● Work instructions:
Of all the lines in the data below, how many contain "Component"? Report that number alone.

┄┄┄┄┄┄┄┄┄┄┄┄┄┄┄┄┄┄┄┄

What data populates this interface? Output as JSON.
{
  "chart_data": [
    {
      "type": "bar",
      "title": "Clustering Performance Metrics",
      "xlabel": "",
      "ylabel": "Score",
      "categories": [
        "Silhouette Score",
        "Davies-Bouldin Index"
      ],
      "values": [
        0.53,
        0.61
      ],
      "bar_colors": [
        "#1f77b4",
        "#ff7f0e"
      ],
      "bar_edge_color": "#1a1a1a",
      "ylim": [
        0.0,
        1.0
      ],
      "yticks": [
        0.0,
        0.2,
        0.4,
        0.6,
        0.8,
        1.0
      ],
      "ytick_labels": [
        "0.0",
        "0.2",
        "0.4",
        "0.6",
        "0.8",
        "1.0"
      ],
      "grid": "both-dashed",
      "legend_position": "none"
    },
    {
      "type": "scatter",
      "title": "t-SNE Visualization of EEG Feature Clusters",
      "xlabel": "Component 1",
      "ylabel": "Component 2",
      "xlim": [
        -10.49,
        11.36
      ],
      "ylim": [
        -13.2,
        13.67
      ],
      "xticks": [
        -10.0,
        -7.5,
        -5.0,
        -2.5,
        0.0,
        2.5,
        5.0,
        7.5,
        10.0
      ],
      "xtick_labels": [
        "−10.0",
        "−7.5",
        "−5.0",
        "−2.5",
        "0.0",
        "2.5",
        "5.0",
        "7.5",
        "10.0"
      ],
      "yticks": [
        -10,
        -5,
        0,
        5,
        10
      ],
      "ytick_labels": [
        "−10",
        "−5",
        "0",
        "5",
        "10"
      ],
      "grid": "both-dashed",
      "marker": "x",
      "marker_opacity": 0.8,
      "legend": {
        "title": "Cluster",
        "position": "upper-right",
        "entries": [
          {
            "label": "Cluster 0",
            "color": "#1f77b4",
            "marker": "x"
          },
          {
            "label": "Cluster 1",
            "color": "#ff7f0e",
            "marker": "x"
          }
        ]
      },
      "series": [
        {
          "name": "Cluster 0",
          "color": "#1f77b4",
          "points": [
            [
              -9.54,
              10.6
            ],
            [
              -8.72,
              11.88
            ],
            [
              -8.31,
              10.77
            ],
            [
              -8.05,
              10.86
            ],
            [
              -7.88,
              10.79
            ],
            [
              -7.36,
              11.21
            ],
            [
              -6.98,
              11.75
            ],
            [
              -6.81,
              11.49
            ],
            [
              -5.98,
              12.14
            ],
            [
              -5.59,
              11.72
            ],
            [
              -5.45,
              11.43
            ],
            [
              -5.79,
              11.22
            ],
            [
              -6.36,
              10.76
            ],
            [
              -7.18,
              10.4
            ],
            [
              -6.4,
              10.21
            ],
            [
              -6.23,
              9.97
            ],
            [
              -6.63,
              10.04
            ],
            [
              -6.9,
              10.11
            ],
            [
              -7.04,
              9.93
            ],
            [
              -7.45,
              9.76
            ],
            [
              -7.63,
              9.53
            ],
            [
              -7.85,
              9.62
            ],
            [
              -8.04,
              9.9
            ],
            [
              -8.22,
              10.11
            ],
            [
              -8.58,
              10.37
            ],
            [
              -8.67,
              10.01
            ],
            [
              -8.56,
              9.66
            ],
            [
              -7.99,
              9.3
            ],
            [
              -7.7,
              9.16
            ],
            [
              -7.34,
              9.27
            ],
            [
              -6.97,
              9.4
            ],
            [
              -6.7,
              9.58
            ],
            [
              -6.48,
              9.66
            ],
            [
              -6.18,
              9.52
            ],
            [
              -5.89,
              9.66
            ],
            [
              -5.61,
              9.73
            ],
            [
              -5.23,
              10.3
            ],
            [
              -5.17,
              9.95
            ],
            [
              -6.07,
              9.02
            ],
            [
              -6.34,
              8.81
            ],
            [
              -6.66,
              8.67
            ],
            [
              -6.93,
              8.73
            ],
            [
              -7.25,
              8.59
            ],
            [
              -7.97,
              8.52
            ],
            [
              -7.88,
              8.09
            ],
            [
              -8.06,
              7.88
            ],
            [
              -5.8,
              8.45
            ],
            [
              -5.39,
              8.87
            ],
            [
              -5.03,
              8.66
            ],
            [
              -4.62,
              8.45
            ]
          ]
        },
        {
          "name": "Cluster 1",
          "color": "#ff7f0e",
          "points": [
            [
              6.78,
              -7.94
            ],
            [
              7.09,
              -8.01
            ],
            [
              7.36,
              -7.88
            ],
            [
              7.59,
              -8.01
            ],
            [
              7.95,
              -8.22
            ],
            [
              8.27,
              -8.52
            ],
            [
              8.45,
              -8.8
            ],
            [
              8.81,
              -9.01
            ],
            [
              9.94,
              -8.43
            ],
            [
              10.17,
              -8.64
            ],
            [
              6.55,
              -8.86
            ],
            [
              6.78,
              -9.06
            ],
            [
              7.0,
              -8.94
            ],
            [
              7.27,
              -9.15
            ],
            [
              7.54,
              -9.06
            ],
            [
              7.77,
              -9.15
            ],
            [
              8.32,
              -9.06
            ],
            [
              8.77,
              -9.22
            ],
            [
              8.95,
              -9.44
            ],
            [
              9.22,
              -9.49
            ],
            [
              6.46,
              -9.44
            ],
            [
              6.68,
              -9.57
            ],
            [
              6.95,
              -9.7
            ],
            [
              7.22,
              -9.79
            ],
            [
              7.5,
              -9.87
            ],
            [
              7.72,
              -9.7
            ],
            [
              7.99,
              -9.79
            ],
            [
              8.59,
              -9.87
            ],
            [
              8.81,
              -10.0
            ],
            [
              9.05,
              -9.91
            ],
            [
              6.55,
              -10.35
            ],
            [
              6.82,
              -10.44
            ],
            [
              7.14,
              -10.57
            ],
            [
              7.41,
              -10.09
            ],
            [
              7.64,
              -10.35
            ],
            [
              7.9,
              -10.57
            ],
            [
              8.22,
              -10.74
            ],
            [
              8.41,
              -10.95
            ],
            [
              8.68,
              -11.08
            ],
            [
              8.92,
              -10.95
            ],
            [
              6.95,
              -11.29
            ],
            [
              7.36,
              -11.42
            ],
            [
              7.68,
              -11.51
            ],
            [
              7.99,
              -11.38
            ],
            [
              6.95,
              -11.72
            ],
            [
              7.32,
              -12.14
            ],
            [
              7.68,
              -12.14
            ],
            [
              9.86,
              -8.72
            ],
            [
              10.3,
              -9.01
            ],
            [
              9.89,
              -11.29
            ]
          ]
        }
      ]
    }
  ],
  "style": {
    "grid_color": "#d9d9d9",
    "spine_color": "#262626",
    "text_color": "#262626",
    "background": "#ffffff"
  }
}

┄┄┄┄┄┄┄┄┄┄┄┄┄┄┄┄┄┄┄┄

● Correct answer:
2